Request:
Transcribe the entries that follow exactly as they appear, minus pictures.

_____

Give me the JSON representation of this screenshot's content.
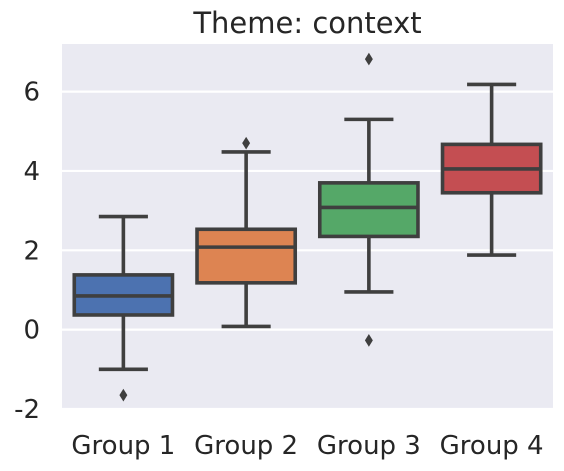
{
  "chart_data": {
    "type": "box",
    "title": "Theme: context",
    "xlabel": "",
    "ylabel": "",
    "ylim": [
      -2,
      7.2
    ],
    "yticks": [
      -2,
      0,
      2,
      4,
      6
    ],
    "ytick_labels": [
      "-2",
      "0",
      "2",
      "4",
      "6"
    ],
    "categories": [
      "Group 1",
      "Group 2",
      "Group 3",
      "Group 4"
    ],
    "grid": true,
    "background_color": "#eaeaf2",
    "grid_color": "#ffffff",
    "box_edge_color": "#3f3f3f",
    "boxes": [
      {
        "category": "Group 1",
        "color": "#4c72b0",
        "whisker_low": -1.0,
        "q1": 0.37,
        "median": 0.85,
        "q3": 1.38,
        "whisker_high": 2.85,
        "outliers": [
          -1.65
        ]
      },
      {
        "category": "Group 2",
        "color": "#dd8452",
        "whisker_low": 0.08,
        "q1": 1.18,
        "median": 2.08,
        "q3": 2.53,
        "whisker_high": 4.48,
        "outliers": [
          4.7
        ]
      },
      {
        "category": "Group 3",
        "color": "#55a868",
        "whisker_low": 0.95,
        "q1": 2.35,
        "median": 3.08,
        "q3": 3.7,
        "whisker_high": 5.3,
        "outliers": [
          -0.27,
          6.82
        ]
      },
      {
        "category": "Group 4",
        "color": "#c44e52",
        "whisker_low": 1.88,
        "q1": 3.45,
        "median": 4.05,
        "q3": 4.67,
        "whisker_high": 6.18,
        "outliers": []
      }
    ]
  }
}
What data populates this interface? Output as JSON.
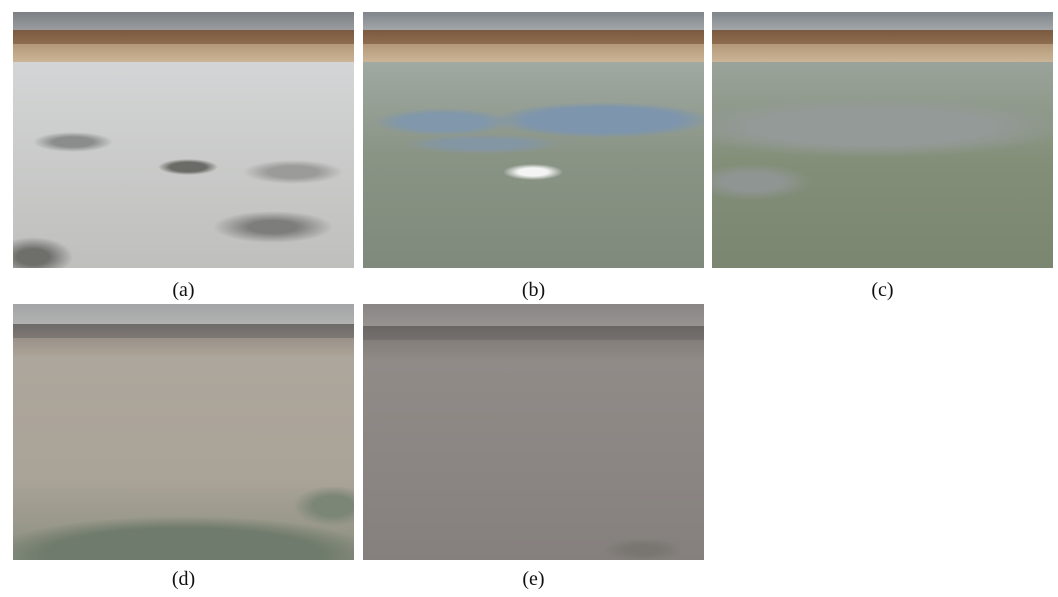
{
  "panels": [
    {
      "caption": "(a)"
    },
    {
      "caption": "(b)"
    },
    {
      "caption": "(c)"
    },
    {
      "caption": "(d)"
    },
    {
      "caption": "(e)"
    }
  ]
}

_____

Task solution:
Give me the JSON representation of this screenshot's content.
{
  "chart_data": {
    "type": "box",
    "title": "Theme: context",
    "xlabel": "",
    "ylabel": "",
    "ylim": [
      -2,
      7.2
    ],
    "yticks": [
      -2,
      0,
      2,
      4,
      6
    ],
    "ytick_labels": [
      "-2",
      "0",
      "2",
      "4",
      "6"
    ],
    "categories": [
      "Group 1",
      "Group 2",
      "Group 3",
      "Group 4"
    ],
    "grid": true,
    "background_color": "#eaeaf2",
    "grid_color": "#ffffff",
    "box_edge_color": "#3f3f3f",
    "boxes": [
      {
        "category": "Group 1",
        "color": "#4c72b0",
        "whisker_low": -1.0,
        "q1": 0.37,
        "median": 0.85,
        "q3": 1.38,
        "whisker_high": 2.85,
        "outliers": [
          -1.65
        ]
      },
      {
        "category": "Group 2",
        "color": "#dd8452",
        "whisker_low": 0.08,
        "q1": 1.18,
        "median": 2.08,
        "q3": 2.53,
        "whisker_high": 4.48,
        "outliers": [
          4.7
        ]
      },
      {
        "category": "Group 3",
        "color": "#55a868",
        "whisker_low": 0.95,
        "q1": 2.35,
        "median": 3.08,
        "q3": 3.7,
        "whisker_high": 5.3,
        "outliers": [
          -0.27,
          6.82
        ]
      },
      {
        "category": "Group 4",
        "color": "#c44e52",
        "whisker_low": 1.88,
        "q1": 3.45,
        "median": 4.05,
        "q3": 4.67,
        "whisker_high": 6.18,
        "outliers": []
      }
    ]
  }
}
What data populates this interface? Output as JSON.
{
  "panels": [
    {
      "caption": "(a)"
    },
    {
      "caption": "(b)"
    },
    {
      "caption": "(c)"
    },
    {
      "caption": "(d)"
    },
    {
      "caption": "(e)"
    }
  ]
}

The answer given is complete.